Data records
####

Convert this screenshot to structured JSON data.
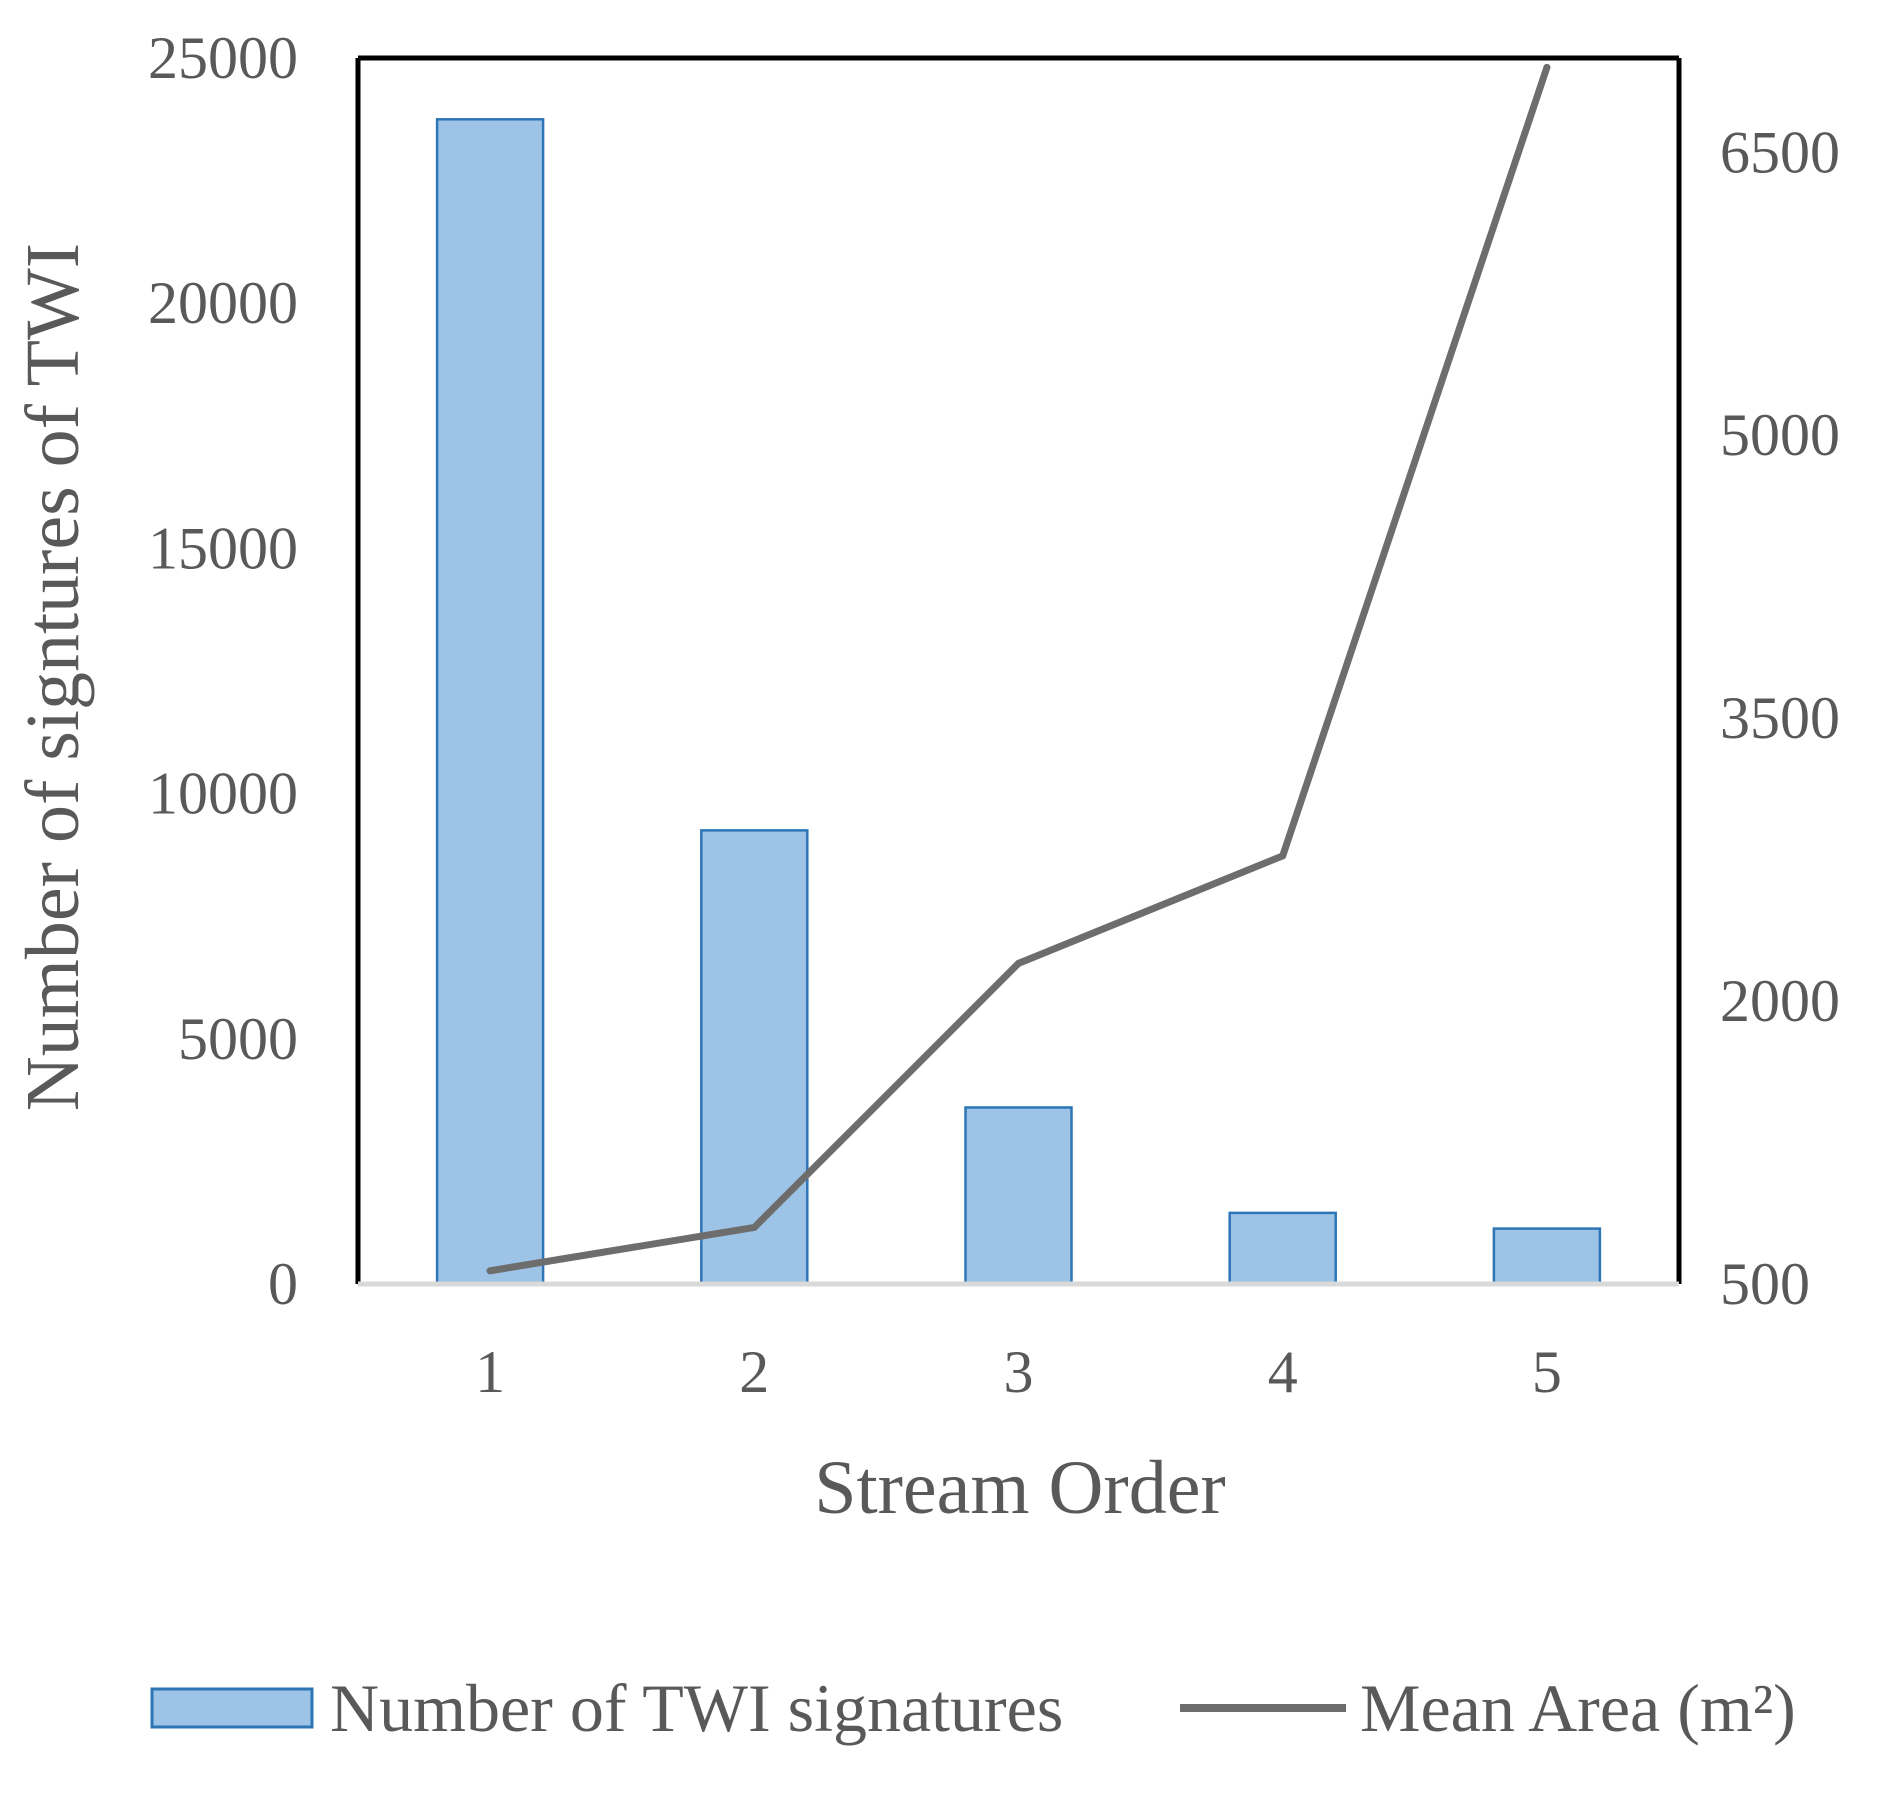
{
  "chart_data": {
    "type": "bar+line",
    "categories": [
      "1",
      "2",
      "3",
      "4",
      "5"
    ],
    "xlabel": "Stream Order",
    "ylabel_left": "Number of signtures of TWI",
    "ylabel_right": "",
    "ylim_left": [
      0,
      25000
    ],
    "ylim_right": [
      500,
      7000
    ],
    "yticks_left": [
      "0",
      "5000",
      "10000",
      "15000",
      "20000",
      "25000"
    ],
    "yticks_right": [
      "500",
      "2000",
      "3500",
      "5000",
      "6500"
    ],
    "grid": false,
    "legend_position": "bottom",
    "series": [
      {
        "name": "Number of TWI signatures",
        "type": "bar",
        "axis": "left",
        "color": "#9DC3E6",
        "edge_color": "#2E75B6",
        "values": [
          23750,
          9250,
          3600,
          1450,
          1130
        ]
      },
      {
        "name": "Mean Area (m²)",
        "type": "line",
        "axis": "right",
        "color": "#6D6D6D",
        "values": [
          570,
          800,
          2200,
          2770,
          6950
        ]
      }
    ]
  }
}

####

> _INSTRUCTION_
Go through the material and select each line with the string "name" in it.

> _SOLUTION_
        "name": "Number of TWI signatures",
        "name": "Mean Area (m²)",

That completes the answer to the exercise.